#### Task statement
Substitute "House Price Index" for every "HPI" in the lines between the one holding "Detect and localize" and the one holding "Text: 10% ↓", inclusive, and write those lines out again with nothing else altered.

(Labeled box records)
# # # # # # #

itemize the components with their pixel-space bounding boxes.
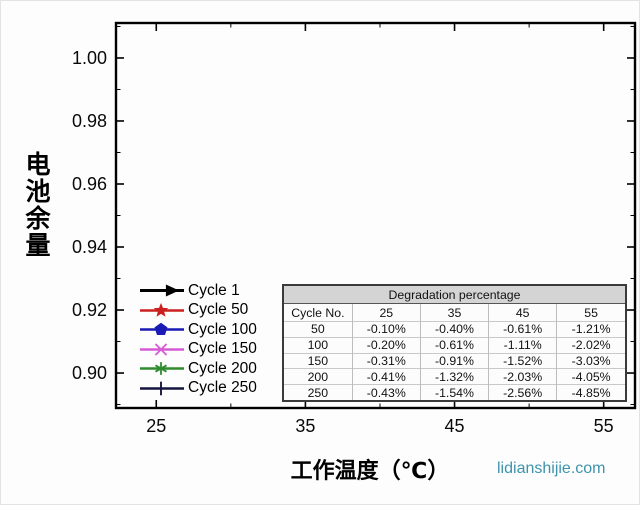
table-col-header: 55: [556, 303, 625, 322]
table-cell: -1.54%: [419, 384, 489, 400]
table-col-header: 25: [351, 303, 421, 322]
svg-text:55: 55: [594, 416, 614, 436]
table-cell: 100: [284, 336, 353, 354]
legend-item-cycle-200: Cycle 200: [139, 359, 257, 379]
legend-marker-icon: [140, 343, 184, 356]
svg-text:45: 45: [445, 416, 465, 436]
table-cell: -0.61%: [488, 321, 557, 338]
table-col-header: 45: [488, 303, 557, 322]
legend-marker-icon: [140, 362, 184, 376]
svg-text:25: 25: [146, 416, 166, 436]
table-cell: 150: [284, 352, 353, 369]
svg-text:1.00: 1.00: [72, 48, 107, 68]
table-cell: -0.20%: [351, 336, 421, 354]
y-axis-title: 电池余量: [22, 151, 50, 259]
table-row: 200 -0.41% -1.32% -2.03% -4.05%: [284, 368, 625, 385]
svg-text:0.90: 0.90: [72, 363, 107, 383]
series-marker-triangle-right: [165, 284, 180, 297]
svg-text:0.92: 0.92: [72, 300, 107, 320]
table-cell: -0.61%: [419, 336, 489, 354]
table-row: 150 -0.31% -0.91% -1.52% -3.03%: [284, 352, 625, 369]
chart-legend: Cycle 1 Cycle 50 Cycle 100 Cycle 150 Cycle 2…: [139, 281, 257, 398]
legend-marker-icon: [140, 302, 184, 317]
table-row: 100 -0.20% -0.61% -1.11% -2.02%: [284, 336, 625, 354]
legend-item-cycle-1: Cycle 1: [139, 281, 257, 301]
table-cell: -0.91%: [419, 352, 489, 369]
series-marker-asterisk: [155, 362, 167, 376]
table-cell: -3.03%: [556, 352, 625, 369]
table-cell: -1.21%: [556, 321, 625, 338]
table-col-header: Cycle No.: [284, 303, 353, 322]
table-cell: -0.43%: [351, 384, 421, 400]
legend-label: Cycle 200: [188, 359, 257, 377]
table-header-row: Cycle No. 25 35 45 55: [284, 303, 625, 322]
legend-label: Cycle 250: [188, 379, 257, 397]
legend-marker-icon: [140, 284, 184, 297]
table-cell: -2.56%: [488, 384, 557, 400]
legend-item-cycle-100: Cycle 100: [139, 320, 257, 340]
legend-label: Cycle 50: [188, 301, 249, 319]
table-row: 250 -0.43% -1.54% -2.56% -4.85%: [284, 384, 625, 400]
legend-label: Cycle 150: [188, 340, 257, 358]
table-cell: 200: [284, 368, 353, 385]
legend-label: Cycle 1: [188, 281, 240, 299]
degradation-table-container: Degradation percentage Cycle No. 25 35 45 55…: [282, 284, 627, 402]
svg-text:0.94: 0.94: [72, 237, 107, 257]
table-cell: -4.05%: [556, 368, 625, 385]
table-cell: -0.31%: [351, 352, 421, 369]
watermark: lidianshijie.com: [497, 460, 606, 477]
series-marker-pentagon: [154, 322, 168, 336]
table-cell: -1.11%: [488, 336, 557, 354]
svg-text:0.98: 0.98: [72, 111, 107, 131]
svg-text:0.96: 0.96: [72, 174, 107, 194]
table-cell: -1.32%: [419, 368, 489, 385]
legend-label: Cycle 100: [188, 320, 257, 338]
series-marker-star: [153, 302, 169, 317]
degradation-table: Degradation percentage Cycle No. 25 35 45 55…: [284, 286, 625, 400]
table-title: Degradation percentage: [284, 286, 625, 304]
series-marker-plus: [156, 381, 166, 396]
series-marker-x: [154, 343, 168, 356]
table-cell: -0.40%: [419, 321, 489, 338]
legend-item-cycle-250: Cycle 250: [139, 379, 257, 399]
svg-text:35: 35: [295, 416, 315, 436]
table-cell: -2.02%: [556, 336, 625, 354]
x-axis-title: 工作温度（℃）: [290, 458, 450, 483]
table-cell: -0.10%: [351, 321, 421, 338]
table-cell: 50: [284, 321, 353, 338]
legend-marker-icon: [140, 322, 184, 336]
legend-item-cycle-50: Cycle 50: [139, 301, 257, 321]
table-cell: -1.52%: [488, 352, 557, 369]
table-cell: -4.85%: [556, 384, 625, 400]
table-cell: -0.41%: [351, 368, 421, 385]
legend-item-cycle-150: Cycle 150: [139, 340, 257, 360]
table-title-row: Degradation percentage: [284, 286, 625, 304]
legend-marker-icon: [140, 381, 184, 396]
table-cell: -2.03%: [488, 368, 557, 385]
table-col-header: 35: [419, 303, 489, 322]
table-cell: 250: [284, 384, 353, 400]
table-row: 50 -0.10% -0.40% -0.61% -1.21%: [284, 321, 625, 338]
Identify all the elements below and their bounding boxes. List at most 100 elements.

# # # # # # #

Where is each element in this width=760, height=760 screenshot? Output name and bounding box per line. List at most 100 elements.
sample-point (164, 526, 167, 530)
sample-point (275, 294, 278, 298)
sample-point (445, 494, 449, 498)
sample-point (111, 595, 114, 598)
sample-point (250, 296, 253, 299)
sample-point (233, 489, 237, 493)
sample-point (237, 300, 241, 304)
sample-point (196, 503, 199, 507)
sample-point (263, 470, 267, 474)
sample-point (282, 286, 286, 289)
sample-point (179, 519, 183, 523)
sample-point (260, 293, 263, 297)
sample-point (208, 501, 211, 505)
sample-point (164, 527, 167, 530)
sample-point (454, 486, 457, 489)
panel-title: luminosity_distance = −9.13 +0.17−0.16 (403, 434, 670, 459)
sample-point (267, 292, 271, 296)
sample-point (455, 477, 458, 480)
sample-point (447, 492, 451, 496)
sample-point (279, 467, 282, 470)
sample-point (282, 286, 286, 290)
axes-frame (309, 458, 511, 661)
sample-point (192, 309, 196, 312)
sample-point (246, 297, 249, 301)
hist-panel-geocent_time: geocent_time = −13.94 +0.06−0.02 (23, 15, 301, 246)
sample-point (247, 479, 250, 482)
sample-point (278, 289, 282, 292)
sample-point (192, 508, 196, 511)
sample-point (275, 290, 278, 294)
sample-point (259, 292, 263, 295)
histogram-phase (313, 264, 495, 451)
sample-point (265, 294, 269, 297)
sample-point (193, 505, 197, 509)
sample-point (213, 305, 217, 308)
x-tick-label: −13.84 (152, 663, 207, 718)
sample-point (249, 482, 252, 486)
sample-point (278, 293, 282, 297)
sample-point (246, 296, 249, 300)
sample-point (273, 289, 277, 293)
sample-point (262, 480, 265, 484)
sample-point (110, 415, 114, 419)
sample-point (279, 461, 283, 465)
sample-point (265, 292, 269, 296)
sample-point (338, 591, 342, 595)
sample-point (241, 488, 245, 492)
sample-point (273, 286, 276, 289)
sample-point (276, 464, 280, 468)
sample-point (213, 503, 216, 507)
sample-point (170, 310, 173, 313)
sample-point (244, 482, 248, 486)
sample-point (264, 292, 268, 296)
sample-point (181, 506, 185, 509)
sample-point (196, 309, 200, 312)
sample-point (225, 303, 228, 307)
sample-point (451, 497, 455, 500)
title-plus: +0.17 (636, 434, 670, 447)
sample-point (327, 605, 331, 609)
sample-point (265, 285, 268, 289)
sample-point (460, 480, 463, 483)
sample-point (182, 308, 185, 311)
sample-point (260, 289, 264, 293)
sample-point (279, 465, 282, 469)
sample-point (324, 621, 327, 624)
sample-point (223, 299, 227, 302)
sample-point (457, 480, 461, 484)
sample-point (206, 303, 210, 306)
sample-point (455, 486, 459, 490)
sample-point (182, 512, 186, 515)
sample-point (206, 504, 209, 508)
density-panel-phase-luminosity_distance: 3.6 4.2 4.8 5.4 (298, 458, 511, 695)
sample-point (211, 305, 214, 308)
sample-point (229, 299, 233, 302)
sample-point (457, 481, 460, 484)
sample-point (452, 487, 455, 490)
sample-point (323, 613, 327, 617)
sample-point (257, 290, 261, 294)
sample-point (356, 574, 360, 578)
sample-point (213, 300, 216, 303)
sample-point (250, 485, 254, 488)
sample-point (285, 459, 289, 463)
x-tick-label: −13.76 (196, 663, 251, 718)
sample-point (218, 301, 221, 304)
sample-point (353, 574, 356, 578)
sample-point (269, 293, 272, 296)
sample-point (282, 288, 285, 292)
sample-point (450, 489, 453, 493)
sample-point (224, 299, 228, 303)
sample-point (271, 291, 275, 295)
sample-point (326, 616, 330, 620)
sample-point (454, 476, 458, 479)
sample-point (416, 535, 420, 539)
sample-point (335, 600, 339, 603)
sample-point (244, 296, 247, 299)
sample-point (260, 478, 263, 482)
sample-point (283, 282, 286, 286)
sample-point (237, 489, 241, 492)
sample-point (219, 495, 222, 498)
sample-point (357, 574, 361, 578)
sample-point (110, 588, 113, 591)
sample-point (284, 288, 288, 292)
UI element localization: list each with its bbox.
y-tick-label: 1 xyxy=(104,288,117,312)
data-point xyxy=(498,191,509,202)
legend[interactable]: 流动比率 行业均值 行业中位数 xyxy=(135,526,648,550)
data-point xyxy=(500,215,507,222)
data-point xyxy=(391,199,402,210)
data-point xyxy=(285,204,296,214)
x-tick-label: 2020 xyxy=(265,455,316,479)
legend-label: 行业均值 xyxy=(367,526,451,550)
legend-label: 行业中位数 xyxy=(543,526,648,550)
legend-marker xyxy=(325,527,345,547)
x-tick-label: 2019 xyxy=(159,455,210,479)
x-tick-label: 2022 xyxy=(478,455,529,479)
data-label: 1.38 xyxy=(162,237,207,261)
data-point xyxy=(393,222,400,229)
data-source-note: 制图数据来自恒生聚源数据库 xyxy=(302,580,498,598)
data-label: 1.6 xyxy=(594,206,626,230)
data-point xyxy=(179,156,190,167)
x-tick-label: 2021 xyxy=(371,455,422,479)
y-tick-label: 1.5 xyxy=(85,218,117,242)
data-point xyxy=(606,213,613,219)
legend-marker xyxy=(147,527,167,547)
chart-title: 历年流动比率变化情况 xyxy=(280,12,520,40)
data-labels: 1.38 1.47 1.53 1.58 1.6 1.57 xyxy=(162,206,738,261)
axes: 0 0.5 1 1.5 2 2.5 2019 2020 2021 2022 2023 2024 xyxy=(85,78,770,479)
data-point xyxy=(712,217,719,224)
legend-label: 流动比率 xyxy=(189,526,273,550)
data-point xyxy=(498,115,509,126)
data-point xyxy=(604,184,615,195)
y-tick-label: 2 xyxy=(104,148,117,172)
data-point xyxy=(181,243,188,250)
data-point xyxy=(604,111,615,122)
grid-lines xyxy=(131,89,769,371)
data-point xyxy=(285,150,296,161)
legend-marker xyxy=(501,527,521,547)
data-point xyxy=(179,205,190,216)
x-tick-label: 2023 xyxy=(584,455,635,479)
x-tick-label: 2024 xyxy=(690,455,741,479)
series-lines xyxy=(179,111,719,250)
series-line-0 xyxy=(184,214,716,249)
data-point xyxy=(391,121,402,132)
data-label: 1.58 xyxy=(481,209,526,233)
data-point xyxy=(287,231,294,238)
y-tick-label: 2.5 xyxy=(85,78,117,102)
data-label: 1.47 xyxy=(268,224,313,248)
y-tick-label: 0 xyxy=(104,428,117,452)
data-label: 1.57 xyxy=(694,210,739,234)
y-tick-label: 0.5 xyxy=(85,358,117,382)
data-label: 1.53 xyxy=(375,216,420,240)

# # # # # # #

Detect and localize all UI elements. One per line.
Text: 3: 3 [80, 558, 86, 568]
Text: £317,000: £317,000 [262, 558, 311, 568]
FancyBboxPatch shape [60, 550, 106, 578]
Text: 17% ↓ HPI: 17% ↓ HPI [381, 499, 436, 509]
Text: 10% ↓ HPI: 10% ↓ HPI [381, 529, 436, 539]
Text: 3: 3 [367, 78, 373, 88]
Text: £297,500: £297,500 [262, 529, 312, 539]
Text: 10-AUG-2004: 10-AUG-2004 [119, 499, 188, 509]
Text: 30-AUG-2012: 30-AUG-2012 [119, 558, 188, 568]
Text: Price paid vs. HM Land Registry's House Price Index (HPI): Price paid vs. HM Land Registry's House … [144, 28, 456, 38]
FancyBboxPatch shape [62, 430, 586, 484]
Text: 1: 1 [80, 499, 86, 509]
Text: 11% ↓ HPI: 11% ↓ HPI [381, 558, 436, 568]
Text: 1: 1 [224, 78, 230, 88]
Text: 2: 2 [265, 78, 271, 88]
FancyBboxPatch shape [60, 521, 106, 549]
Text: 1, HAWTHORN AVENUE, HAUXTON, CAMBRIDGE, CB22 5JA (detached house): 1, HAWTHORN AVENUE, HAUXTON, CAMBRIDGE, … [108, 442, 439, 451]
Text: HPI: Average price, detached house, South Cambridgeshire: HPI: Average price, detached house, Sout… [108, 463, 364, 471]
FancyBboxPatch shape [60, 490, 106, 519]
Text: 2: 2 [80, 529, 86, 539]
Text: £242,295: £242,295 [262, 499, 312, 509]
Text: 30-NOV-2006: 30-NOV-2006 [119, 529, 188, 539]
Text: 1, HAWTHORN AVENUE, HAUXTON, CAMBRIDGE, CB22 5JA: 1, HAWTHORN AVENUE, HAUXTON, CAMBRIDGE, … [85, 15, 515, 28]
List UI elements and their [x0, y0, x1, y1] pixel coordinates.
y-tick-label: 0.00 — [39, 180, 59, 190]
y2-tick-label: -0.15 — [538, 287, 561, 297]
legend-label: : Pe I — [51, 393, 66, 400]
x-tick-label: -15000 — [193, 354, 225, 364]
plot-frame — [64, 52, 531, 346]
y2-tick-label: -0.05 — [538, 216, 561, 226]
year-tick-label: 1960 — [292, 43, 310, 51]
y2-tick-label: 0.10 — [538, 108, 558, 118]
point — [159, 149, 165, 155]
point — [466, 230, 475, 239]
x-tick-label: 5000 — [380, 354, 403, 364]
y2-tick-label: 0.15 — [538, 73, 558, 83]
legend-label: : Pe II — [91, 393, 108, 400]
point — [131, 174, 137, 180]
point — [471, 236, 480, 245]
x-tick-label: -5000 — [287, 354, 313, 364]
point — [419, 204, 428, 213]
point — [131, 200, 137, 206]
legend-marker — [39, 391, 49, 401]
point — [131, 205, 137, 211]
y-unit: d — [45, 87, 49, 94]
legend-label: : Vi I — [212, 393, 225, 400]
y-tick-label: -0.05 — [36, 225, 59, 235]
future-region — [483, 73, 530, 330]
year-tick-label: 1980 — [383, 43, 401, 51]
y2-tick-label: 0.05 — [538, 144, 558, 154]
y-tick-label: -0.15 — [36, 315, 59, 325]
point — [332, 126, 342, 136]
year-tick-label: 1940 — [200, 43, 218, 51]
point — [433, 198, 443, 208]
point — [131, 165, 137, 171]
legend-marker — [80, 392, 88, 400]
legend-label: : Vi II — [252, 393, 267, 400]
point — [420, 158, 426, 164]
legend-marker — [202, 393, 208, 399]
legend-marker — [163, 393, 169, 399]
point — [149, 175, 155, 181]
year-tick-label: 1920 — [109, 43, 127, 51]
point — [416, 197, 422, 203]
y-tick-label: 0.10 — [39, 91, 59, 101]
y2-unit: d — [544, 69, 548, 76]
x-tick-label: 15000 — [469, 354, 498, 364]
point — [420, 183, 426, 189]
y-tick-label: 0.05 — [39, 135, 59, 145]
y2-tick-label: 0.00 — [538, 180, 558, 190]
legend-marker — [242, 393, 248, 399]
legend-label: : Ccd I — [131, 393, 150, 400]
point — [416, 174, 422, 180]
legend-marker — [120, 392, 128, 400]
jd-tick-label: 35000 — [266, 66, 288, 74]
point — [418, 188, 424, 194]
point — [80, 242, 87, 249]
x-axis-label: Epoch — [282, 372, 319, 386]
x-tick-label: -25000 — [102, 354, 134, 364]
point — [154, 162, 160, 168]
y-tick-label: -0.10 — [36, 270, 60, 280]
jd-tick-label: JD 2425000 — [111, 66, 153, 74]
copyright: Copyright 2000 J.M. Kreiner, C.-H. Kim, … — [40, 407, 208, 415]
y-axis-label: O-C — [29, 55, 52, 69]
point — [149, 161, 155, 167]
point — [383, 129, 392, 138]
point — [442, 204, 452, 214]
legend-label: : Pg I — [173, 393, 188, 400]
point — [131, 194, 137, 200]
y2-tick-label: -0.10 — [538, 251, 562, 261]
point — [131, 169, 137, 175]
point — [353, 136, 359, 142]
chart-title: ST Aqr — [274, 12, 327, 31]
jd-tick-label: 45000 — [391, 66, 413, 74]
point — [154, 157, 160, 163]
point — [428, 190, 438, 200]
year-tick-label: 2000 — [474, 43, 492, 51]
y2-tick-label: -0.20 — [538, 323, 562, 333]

# # # # # # #

#### Exercise response
Detect and localize all UI elements. One per line.
Text: 3: 3 [80, 558, 86, 568]
Text: £317,000: £317,000 [262, 558, 311, 568]
FancyBboxPatch shape [60, 550, 106, 578]
Text: 17% ↓ House Price Index: 17% ↓ House Price Index [381, 499, 436, 509]
Text: 10% ↓ House Price Index: 10% ↓ House Price Index [381, 529, 436, 539]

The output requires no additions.